[start]

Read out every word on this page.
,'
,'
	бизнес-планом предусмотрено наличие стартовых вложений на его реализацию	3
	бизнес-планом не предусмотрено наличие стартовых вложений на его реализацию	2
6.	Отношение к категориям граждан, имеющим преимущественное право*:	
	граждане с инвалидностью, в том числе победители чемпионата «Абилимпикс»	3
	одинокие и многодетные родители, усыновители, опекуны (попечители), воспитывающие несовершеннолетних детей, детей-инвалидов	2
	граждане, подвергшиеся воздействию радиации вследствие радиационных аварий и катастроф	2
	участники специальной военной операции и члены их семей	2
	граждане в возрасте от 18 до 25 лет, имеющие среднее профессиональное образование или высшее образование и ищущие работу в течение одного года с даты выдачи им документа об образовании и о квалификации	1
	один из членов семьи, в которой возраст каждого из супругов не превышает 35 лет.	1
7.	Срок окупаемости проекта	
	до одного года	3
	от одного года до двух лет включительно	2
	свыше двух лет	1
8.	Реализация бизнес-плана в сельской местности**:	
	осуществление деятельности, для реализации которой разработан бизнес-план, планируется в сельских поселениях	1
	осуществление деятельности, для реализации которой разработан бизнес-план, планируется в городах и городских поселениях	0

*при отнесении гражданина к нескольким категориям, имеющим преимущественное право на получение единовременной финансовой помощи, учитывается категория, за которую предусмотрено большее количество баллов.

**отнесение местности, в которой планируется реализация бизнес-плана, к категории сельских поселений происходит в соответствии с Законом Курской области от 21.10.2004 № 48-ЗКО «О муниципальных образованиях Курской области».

[end]

- **What you should do**:
Track down the lines that include the word "категориям" and copy them.

- **Answer in full**:
6.	Отношение к категориям граждан, имеющим преимущественное право*:	
*при отнесении гражданина к нескольким категориям, имеющим преимущественное право на получение единовременной финансовой помощи, учитывается категория, за которую предусмотрено большее количество баллов.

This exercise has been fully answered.